> [AUSGEWÄHLTER TEXT]
ZDF: "Neues aus der Anstalt":Pelzig unterhält sich im Zweiten

Ein Unterfranke soll den Polit-Humor im ZDF prägen: Erwin Pelzig wechselt in die Anstalt von Urban Priol. In Bayern ist er längst eine Marke.

H. Kratzer, O. Przybilla und A. Ramelsberger

Horst Seehofer kam und trank, Florian Pronold kam und nippte, Monika Hohlmeier kam und kicherte. Reinhard Marx kam und strich sich über die Bischofsschärpe. Sie alle kosteten Erwin Pelzigs Bowle und unterzogen sich dabei im Bayerischen Fernsehen einem ganz besonderen Test: dem, ob sie nicht nur in der Politik, sondern auch in Sachen Humor beschlagen sind.

> [BEREITGESTELLTE ANGABEN]
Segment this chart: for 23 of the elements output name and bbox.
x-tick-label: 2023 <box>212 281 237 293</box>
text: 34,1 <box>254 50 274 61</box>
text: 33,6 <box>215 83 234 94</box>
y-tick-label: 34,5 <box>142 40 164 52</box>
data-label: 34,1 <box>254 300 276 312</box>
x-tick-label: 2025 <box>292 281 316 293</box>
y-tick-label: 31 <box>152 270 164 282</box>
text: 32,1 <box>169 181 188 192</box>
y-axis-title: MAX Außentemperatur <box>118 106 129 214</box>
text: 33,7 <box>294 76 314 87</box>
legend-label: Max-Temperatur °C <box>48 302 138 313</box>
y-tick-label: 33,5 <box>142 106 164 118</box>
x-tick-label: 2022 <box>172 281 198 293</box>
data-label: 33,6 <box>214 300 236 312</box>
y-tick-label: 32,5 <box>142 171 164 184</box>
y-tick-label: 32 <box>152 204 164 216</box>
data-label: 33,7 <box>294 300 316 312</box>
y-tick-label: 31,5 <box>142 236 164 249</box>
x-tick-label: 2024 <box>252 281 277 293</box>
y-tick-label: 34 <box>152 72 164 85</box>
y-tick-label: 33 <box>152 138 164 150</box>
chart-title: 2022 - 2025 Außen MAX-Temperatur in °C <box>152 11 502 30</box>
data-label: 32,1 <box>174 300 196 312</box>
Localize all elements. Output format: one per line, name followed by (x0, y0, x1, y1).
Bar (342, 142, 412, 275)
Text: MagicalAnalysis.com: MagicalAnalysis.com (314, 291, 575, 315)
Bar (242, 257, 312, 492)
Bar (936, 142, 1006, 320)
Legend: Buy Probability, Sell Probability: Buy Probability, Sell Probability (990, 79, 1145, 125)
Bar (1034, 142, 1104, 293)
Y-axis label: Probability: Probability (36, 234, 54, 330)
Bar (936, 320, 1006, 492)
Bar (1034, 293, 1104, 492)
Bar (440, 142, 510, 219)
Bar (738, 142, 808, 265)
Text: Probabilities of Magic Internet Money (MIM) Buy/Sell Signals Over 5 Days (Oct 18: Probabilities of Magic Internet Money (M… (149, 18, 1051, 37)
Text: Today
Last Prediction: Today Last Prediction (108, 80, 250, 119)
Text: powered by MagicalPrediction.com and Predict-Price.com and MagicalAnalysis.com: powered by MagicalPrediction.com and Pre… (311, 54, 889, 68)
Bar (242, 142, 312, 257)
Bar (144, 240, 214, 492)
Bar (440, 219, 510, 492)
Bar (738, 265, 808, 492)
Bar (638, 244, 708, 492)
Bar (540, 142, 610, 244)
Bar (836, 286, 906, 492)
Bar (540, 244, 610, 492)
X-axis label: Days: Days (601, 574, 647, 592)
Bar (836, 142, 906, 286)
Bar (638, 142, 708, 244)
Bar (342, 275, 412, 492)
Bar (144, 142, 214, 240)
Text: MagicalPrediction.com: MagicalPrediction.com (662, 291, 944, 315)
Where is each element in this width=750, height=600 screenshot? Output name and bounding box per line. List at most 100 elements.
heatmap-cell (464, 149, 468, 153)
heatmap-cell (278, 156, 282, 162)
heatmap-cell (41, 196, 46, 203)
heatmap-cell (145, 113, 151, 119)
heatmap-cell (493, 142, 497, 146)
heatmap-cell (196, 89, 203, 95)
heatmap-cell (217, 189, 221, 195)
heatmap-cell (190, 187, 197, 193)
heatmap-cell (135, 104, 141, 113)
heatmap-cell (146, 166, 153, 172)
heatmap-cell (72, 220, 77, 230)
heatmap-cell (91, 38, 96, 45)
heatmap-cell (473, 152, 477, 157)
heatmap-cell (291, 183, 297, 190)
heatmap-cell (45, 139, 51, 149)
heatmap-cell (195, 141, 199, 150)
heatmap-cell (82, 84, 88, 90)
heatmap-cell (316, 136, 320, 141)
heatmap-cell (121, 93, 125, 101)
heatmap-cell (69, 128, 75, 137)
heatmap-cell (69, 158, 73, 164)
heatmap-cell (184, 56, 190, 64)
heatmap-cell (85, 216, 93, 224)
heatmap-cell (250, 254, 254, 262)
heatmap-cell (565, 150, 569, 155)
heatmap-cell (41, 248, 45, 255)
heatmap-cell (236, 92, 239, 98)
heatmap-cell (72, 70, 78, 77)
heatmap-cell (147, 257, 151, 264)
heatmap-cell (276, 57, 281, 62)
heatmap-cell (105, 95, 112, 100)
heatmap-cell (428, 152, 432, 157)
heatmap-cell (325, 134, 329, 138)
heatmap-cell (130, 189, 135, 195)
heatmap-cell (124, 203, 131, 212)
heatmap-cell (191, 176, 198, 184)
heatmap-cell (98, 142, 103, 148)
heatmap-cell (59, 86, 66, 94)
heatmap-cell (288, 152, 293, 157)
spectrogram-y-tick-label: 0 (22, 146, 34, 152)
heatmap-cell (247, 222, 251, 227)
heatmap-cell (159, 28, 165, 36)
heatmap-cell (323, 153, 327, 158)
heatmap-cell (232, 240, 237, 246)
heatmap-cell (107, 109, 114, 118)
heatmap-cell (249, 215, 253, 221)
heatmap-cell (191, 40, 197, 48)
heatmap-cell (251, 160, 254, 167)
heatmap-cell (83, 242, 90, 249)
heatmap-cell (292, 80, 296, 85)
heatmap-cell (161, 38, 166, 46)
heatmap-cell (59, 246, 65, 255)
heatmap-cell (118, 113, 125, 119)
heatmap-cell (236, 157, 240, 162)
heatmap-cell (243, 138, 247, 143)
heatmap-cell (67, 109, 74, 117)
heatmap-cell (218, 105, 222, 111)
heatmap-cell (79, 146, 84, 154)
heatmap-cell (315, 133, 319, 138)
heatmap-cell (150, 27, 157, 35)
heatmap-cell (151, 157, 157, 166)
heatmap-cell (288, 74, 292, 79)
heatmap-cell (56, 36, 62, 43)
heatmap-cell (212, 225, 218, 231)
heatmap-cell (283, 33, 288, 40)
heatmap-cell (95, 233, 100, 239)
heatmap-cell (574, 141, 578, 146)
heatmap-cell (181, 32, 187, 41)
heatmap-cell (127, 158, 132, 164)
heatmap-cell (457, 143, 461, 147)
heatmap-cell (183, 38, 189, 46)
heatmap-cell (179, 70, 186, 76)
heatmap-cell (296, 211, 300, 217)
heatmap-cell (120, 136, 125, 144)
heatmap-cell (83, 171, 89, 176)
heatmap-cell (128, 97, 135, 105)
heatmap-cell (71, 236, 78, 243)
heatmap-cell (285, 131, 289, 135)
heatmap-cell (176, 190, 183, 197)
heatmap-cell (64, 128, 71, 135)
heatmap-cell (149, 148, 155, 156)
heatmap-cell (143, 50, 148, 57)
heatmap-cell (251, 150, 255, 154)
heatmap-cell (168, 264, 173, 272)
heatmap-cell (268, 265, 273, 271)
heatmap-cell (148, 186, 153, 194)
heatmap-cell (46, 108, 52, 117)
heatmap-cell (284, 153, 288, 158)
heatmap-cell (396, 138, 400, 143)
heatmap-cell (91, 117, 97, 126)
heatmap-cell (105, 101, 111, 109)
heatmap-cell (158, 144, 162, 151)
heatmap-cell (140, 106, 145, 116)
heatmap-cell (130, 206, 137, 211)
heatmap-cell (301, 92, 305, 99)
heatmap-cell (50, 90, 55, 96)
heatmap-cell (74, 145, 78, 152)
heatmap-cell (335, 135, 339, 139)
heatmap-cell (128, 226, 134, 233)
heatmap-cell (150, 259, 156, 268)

> [IHRE AUFGABEN]
1. Beantworten Sie zum Text über Erwin Pelzigs Wechsel zum ZDF diese Fragen:
(a) In wessen Anstalt wechselt Erwin Pelzig?
(b) Was tat Monika Hohlmeier, als sie kam?
(c) In welchem Sender unterzogen sich die Gäste dem besonderen Test?
2. Führen Sie den Text über Erwin Pelzigs Wechsel zum ZDF im Anschluss an seinen letzten Satz weiter.
Die Einträge spielen hierfür keine Rolle.

> [ANTWORTEN IN REIHENFOLGE]
1.
(a) Erwin Pelzig wechselt in die Anstalt von Urban Priol.
(b) Monika Hohlmeier kicherte.
(c) Sie unterzogen sich dem Test im Bayerischen Fernsehen.

2.
ZDF: "Neues aus der Anstalt": Frank-Markus Barwasser als Erwin Pelzig: Wer in der bayerischen Politik etwas auf sich hält, trifft sich mit ihm auf einen Schluck Bowle.

Frank-Markus Barwasser als Erwin Pelzig: Wer in der bayerischen Politik etwas auf sich hält, trifft sich mit ihm auf einen Schluck Bowle.

(Foto: Stephan Rumpf)

Die satirische Talk-Sendung "Pelzig unterhält sich" des Kabarettisten Frank-Markus Barwasser war in vielerlei Hinsicht die Reifeprüfung für Bayerns Politiker: Hier konnten sie zeigen, wie witzig, schlagfertig, selbstironisch oder auch wie humorlos sie sind. Wer die Bowle bei Pelzig überstanden hatte, der wusste: kein Nockherberg, kein Volksfestzelt konnte ihm noch etwas anhaben.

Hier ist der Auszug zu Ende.